* [Records for this task]:
· · · ·
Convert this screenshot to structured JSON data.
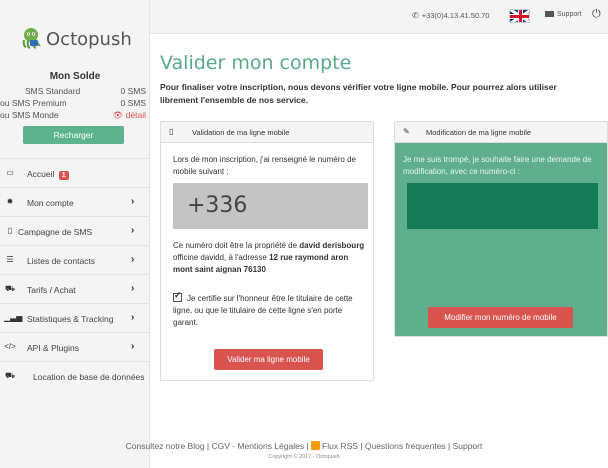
{
  "topbar": {
    "phone": "+33(0)4.13.41.50.70",
    "support_label": "Support"
  },
  "brand": {
    "name": "Octopush"
  },
  "sidebar": {
    "solde_title": "Mon Solde",
    "balances": [
      {
        "label": "SMS Standard",
        "value": "0 SMS"
      },
      {
        "label": "ou SMS Premium",
        "value": "0 SMS"
      },
      {
        "label": "ou SMS Monde",
        "value": "détail"
      }
    ],
    "recharge_label": "Recharger",
    "menu": [
      {
        "label": "Accueil",
        "badge": "1",
        "icon": "desktop-icon"
      },
      {
        "label": "Mon compte",
        "icon": "gear-icon"
      },
      {
        "label": "Campagne de SMS",
        "icon": "phone-icon"
      },
      {
        "label": "Listes de contacts",
        "icon": "list-icon"
      },
      {
        "label": "Tarifs / Achat",
        "icon": "cart-icon"
      },
      {
        "label": "Statistiques & Tracking",
        "icon": "bar-chart-icon"
      },
      {
        "label": "API & Plugins",
        "icon": "code-icon"
      },
      {
        "label": "Location de base de données",
        "icon": "cart-icon"
      }
    ]
  },
  "main": {
    "title": "Valider mon compte",
    "intro": "Pour finaliser votre inscription, nous devons vérifier votre ligne mobile. Pour pourrez alors utiliser librement l'ensemble de nos service.",
    "validation_panel": {
      "title": "Validation de ma ligne mobile",
      "text1": "Lors de mon inscription, j'ai renseigné le numéro de mobile suivant :",
      "number": "+336",
      "text2_a": "Ce numéro doit être la propriété de ",
      "text2_name": "david derisbourg",
      "text2_b": " officine davidd, à l'adresse ",
      "text2_addr": "12 rue raymond aron mont saint aignan 76130",
      "certify": "Je certifie sur l'honneur être le titulaire de cette ligne, ou que le titulaire de cette ligne s'en porte garant.",
      "button": "Valider ma ligne mobile"
    },
    "modify_panel": {
      "title": "Modification de ma ligne mobile",
      "text": "Je me suis trompé, je souhaite faire une demande de modification, avec ce numéro-ci :",
      "field_value": "",
      "button": "Modifier mon numéro de mobile"
    }
  },
  "footer": {
    "links_a": "Consultez notre Blog | CGV - Mentions Légales | ",
    "rss": "Flux RSS",
    "links_b": " | Questions fréquentes | Support",
    "copyright": "Copyright © 2017 - Octopush"
  }
}
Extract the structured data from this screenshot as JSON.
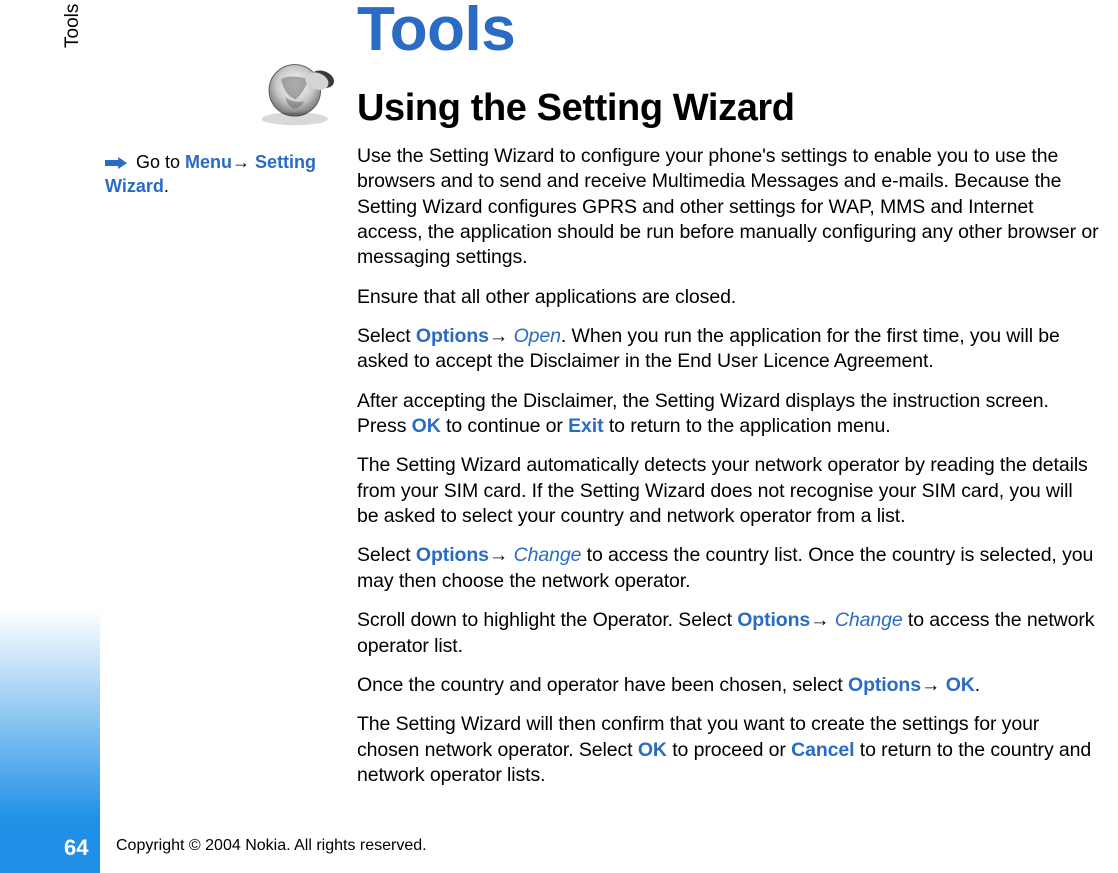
{
  "sideTab": "Tools",
  "pageNumber": "64",
  "copyright": "Copyright © 2004 Nokia. All rights reserved.",
  "navHint": {
    "prefix": " Go to ",
    "menu": "Menu",
    "arrow": "→",
    "settingWizard": "Setting Wizard",
    "period": "."
  },
  "headings": {
    "h1": "Tools",
    "h2": "Using the Setting Wizard"
  },
  "para1": "Use the Setting Wizard to configure your phone's settings to enable you to use the browsers and to send and receive Multimedia Messages and e-mails. Because the Setting Wizard configures GPRS and other settings for WAP, MMS and Internet access, the application should be run before manually configuring any other browser or messaging settings.",
  "para2": "Ensure that all other applications are closed.",
  "para3": {
    "t1": "Select ",
    "options": "Options",
    "arrow": "→ ",
    "open": "Open",
    "t2": ". When you run the application for the first time, you will be asked to accept the Disclaimer in the End User Licence Agreement."
  },
  "para4": {
    "t1": "After accepting the Disclaimer, the Setting Wizard displays the instruction screen. Press ",
    "ok": "OK",
    "t2": " to continue or ",
    "exit": "Exit",
    "t3": " to return to the application menu."
  },
  "para5": "The Setting Wizard automatically detects your network operator by reading the details from your SIM card. If the Setting Wizard does not recognise your SIM card, you will be asked to select your country and network operator from a list.",
  "para6": {
    "t1": "Select ",
    "options": "Options",
    "arrow": "→ ",
    "change": "Change",
    "t2": " to access the country list. Once the country is selected, you may then choose the network operator."
  },
  "para7": {
    "t1": "Scroll down to highlight the Operator. Select ",
    "options": "Options",
    "arrow": "→ ",
    "change": "Change",
    "t2": " to access the network operator list."
  },
  "para8": {
    "t1": "Once the country and operator have been chosen, select ",
    "options": "Options",
    "arrow": "→ ",
    "ok": "OK",
    "period": "."
  },
  "para9": {
    "t1": "The Setting Wizard will then confirm that you want to create the settings for your chosen network operator. Select ",
    "ok": "OK",
    "t2": " to proceed or ",
    "cancel": "Cancel",
    "t3": " to return to the country and network operator lists."
  }
}
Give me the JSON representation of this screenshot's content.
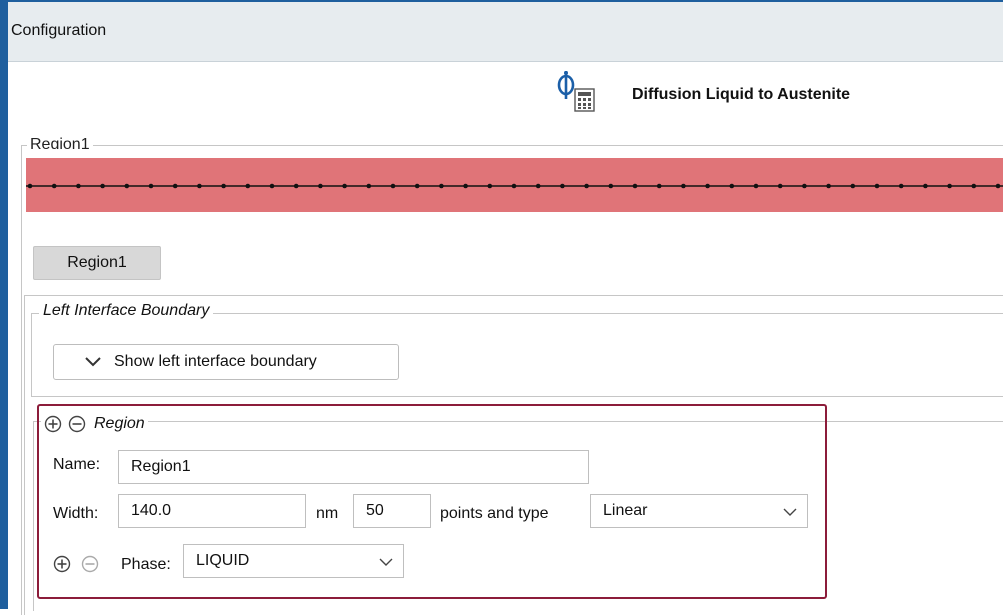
{
  "window": {
    "title": "Configuration"
  },
  "module": {
    "title": "Diffusion Liquid to Austenite",
    "icon": "diffusion-calculator-icon"
  },
  "geometry": {
    "group_label": "Region1",
    "bar_color": "#e07478"
  },
  "region_tab": {
    "label": "Region1"
  },
  "left_interface": {
    "legend": "Left Interface Boundary",
    "toggle_label": "Show left interface boundary"
  },
  "region": {
    "legend": "Region",
    "name_label": "Name:",
    "name_value": "Region1",
    "width_label": "Width:",
    "width_value": "140.0",
    "width_unit": "nm",
    "points_value": "50",
    "points_label": "points and type",
    "grid_type": "Linear",
    "phase_label": "Phase:",
    "phase_value": "LIQUID",
    "highlight_color": "#8c1c3a"
  }
}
· · · ·
* [Work to do]:
Return each line of the data that contains the string "Support".

* [The solution]:
    "support_label": "Support"
    "links_b": " | Questions fréquentes | Support",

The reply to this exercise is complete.